--- Begin ---

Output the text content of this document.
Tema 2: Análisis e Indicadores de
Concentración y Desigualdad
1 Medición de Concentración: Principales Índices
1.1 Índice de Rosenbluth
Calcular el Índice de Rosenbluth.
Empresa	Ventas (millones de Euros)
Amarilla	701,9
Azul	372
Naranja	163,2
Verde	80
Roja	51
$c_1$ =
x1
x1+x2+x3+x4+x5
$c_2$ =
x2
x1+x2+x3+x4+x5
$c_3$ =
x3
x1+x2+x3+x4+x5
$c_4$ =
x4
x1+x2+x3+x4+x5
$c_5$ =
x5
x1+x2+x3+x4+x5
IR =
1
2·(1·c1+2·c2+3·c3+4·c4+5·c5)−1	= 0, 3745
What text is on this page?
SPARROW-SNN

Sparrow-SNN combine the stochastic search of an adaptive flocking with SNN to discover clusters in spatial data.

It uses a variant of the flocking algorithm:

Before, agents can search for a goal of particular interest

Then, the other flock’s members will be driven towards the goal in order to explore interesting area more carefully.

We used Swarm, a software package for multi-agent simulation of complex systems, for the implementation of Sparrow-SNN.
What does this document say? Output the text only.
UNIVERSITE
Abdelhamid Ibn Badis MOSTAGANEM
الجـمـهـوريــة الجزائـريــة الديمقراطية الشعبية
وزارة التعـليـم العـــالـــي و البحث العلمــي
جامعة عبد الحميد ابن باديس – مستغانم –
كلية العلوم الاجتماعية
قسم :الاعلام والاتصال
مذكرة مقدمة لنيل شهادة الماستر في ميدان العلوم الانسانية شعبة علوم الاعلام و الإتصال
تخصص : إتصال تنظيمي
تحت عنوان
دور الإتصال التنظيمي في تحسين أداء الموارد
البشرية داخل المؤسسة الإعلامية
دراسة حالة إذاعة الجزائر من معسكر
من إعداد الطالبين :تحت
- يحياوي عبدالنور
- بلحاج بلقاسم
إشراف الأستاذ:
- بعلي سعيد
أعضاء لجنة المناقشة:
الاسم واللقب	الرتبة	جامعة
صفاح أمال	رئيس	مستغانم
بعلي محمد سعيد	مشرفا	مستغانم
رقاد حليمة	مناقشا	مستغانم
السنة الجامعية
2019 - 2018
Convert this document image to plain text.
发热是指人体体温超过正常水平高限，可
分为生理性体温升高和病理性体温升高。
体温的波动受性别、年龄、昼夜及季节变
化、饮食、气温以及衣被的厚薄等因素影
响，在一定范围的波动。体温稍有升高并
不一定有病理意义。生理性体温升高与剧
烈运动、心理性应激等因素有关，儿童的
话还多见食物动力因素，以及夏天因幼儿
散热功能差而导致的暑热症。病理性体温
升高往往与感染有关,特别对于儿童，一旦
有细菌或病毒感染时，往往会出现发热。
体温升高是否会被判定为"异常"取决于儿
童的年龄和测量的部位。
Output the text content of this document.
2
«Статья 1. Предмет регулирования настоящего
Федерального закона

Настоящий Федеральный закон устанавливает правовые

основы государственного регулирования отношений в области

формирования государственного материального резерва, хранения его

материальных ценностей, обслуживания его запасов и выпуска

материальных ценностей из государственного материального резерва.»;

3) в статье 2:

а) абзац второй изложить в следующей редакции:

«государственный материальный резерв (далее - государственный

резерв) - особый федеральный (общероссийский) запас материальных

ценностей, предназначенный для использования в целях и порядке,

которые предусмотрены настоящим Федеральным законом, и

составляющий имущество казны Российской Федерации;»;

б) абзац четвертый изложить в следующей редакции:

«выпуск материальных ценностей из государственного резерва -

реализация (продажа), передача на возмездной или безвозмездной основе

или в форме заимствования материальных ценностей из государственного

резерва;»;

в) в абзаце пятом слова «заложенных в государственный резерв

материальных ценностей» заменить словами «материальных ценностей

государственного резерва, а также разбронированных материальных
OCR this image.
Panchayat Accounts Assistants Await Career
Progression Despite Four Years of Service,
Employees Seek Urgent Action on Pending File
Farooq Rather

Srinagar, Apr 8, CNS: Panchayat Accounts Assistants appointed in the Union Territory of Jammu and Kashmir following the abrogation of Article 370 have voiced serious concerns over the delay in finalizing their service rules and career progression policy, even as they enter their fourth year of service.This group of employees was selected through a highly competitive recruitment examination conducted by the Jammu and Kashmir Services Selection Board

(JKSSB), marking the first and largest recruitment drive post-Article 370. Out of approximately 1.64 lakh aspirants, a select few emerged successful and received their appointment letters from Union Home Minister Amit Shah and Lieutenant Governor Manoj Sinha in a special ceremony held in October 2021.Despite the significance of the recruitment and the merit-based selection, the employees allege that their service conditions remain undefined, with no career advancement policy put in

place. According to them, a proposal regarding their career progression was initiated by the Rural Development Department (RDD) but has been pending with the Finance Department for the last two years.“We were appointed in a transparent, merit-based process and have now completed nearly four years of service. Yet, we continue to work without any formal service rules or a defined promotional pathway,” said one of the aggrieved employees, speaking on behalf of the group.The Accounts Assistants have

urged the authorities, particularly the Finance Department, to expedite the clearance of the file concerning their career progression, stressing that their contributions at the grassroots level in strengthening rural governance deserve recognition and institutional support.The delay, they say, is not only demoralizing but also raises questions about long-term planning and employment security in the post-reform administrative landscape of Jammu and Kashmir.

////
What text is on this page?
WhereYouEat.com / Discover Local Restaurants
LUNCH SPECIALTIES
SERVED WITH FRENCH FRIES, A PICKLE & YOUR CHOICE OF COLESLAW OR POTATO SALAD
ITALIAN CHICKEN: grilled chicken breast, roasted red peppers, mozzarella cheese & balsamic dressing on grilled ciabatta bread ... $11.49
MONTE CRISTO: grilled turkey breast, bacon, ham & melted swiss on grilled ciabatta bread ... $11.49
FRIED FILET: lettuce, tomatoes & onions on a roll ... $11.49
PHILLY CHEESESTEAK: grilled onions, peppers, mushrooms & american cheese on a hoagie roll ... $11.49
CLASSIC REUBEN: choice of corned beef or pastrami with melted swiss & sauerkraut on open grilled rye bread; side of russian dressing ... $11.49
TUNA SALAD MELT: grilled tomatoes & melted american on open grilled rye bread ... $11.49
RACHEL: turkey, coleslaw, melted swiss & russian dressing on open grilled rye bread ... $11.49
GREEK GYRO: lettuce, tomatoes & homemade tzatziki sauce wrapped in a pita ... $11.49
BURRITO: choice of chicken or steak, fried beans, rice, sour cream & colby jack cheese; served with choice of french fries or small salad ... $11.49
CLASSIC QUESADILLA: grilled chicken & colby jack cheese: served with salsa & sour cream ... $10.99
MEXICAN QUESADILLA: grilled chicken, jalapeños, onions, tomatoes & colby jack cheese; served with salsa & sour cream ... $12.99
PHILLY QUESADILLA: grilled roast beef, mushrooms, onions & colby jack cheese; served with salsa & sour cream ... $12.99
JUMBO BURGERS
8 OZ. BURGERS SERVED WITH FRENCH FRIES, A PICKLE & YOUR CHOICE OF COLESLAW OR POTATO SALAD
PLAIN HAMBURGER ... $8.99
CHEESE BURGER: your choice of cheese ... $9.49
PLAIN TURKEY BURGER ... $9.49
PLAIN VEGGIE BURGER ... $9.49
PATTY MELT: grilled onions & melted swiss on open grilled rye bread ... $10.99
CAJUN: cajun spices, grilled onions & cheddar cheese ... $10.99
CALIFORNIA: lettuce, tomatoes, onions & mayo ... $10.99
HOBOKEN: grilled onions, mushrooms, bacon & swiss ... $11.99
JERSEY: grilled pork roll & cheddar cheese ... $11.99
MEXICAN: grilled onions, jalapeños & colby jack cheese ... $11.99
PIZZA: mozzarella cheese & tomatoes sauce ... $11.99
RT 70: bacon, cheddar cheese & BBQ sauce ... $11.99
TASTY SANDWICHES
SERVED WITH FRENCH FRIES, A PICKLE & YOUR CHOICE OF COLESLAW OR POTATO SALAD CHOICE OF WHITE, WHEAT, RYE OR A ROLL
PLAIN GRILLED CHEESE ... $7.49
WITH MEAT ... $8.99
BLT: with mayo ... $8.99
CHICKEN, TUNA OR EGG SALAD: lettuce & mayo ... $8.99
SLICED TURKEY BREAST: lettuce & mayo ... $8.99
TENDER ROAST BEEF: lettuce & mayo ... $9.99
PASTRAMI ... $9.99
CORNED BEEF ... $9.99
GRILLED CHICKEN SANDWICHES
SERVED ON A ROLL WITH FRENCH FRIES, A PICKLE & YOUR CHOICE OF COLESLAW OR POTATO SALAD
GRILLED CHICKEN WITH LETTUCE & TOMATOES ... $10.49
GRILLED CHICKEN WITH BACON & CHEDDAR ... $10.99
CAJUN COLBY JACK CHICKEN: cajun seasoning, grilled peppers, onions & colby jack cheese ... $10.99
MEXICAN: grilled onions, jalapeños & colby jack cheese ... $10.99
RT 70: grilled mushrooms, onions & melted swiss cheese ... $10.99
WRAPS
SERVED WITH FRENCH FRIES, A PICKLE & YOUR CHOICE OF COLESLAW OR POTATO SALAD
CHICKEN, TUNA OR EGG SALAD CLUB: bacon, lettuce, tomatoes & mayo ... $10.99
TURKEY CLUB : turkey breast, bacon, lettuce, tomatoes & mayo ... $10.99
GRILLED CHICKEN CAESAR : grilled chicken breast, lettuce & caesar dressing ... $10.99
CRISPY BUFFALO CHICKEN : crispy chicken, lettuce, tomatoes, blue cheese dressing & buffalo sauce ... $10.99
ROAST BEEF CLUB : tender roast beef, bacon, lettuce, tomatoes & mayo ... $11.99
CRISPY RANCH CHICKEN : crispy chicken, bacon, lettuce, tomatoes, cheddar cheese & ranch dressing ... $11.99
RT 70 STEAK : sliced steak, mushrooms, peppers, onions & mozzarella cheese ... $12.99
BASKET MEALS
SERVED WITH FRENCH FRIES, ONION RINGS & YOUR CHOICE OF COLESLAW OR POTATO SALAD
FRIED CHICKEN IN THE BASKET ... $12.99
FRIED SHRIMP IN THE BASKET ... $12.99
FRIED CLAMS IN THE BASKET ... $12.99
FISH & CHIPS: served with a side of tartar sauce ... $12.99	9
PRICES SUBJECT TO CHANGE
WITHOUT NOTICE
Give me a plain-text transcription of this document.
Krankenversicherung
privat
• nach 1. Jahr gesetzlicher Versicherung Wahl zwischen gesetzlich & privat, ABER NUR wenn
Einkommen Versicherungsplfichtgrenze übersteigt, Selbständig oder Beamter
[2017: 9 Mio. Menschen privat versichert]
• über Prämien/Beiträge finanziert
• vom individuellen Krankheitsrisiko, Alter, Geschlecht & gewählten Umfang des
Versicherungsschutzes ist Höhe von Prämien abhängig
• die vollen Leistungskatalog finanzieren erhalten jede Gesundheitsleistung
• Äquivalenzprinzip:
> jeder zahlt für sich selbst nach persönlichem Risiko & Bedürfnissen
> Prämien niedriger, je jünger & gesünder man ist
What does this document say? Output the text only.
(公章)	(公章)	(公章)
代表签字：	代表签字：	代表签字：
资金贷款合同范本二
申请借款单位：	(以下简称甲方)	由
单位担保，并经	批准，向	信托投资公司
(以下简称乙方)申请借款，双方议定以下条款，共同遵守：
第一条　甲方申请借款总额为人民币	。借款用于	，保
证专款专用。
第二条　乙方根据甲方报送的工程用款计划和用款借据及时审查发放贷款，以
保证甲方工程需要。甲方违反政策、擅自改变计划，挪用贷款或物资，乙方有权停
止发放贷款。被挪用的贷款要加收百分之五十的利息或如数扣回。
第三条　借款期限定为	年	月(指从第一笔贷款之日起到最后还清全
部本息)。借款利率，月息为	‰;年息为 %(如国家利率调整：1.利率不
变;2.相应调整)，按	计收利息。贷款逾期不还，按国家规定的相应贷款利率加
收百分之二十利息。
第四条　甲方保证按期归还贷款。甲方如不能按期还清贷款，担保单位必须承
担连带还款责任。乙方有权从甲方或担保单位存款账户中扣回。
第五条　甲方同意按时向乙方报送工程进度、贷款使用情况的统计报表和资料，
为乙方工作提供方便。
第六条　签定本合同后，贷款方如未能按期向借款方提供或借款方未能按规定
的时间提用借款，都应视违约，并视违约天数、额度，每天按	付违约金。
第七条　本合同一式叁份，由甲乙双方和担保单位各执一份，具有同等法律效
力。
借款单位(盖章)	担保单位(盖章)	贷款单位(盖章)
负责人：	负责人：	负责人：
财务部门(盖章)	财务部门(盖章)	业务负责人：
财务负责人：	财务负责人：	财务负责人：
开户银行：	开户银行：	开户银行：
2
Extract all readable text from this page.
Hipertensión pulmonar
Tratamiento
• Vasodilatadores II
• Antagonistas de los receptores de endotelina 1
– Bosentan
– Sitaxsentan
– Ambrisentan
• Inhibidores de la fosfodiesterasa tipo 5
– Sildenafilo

--- End ---

• Task brief
Read the data above. Pull out each line in which the string "الاعلام" appears.

• Problem solution
قسم :الاعلام والاتصال
مذكرة مقدمة لنيل شهادة الماستر في ميدان العلوم الانسانية شعبة علوم الاعلام و الإتصال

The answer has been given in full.